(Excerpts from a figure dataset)
((

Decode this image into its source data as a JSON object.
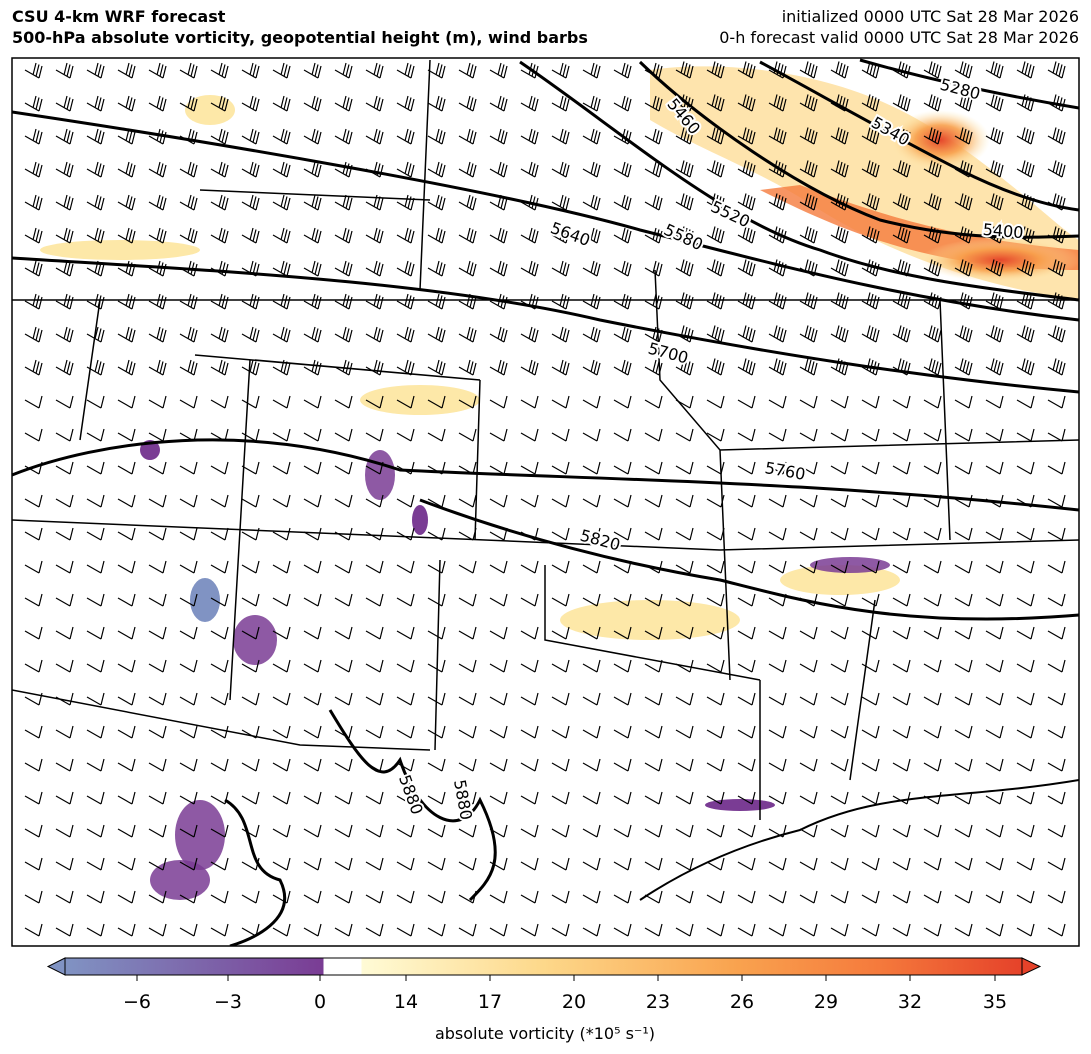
{
  "header": {
    "title": "CSU 4-km WRF forecast",
    "subtitle": "500-hPa absolute vorticity, geopotential height (m), wind barbs",
    "initialized": "initialized 0000 UTC Sat 28 Mar 2026",
    "valid": "0-h forecast valid 0000 UTC Sat 28 Mar 2026"
  },
  "map": {
    "contour_labels": [
      "5280",
      "5340",
      "5400",
      "5460",
      "5520",
      "5580",
      "5640",
      "5700",
      "5760",
      "5820",
      "5880",
      "5880"
    ]
  },
  "colorbar": {
    "ticks": [
      -6,
      -3,
      0,
      14,
      17,
      20,
      23,
      26,
      29,
      32,
      35
    ],
    "label": "absolute vorticity (*10⁵ s⁻¹)"
  }
}
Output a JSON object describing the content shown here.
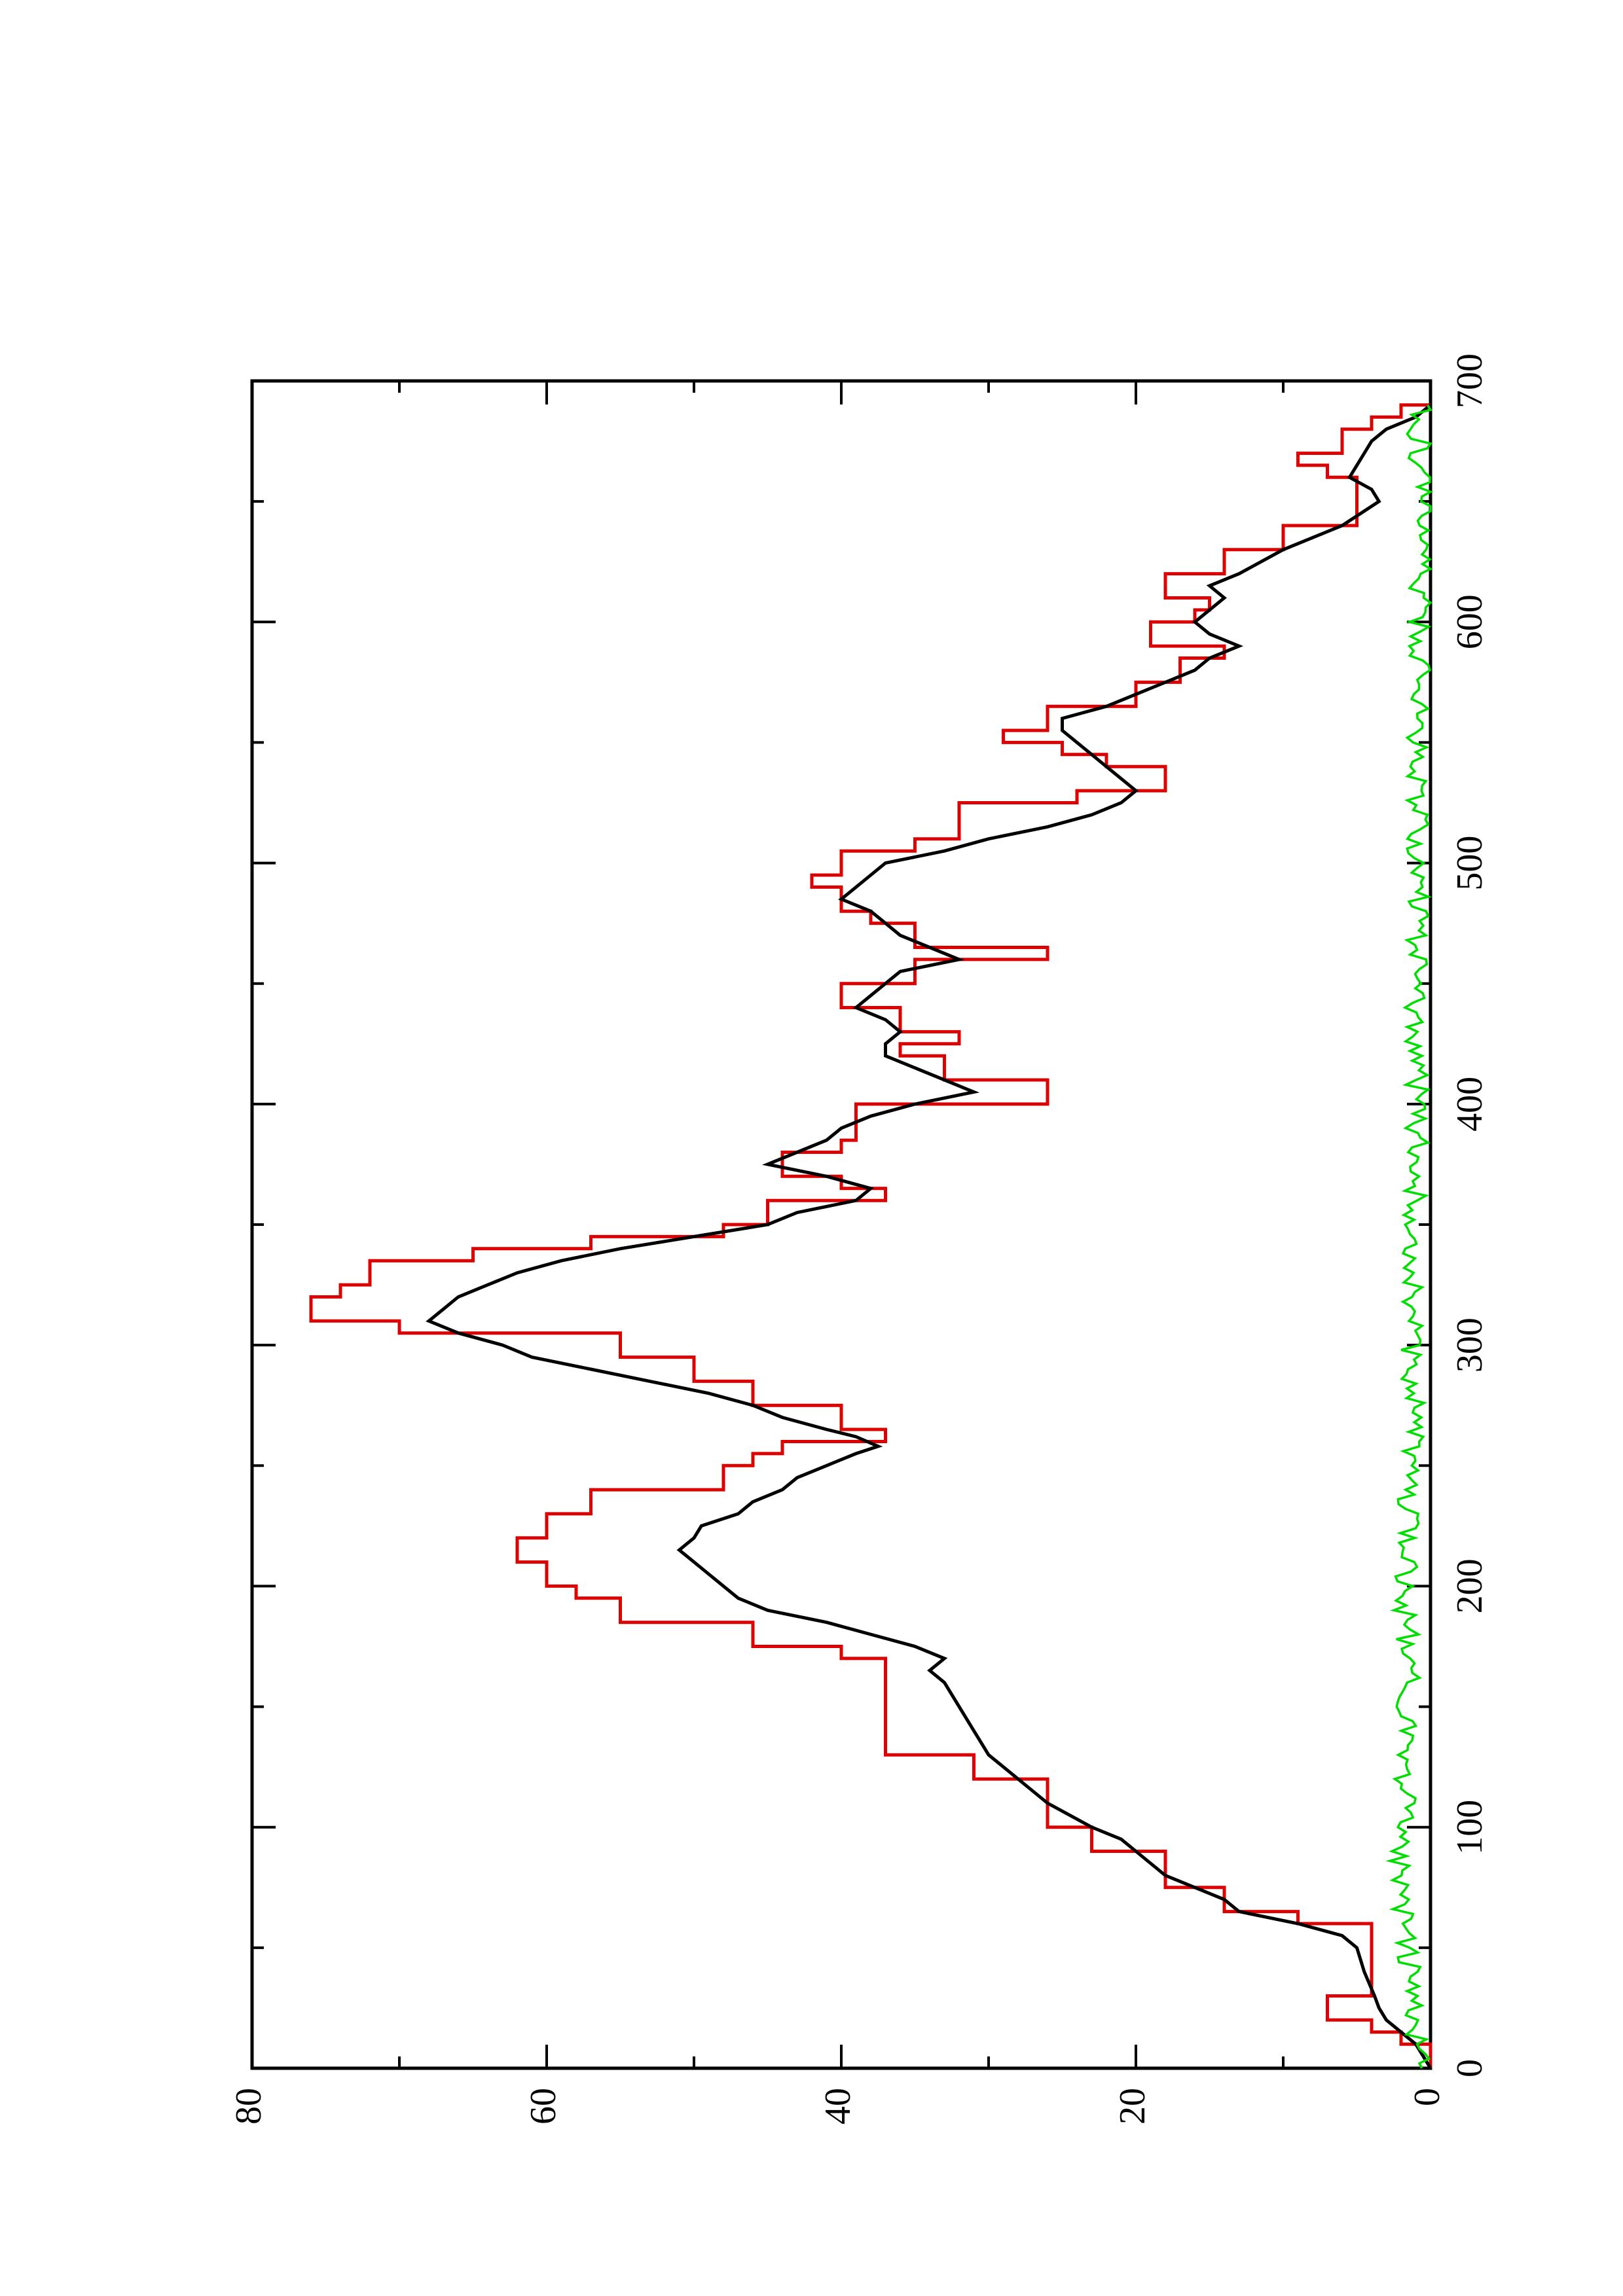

))

Description of the task
Copy the material shown above in full and exactly. Skip the pictures.

Problem solution
Decode this image into its source data as a JSON object.
{
  "header": {
    "title": "CSU 4-km WRF forecast",
    "subtitle": "500-hPa absolute vorticity, geopotential height (m), wind barbs",
    "initialized": "initialized 0000 UTC Sat 28 Mar 2026",
    "valid": "0-h forecast valid 0000 UTC Sat 28 Mar 2026"
  },
  "map": {
    "contour_labels": [
      "5280",
      "5340",
      "5400",
      "5460",
      "5520",
      "5580",
      "5640",
      "5700",
      "5760",
      "5820",
      "5880",
      "5880"
    ]
  },
  "colorbar": {
    "ticks": [
      -6,
      -3,
      0,
      14,
      17,
      20,
      23,
      26,
      29,
      32,
      35
    ],
    "label": "absolute vorticity (*10⁵ s⁻¹)"
  }
}
Output a JSON object describing the content shown here.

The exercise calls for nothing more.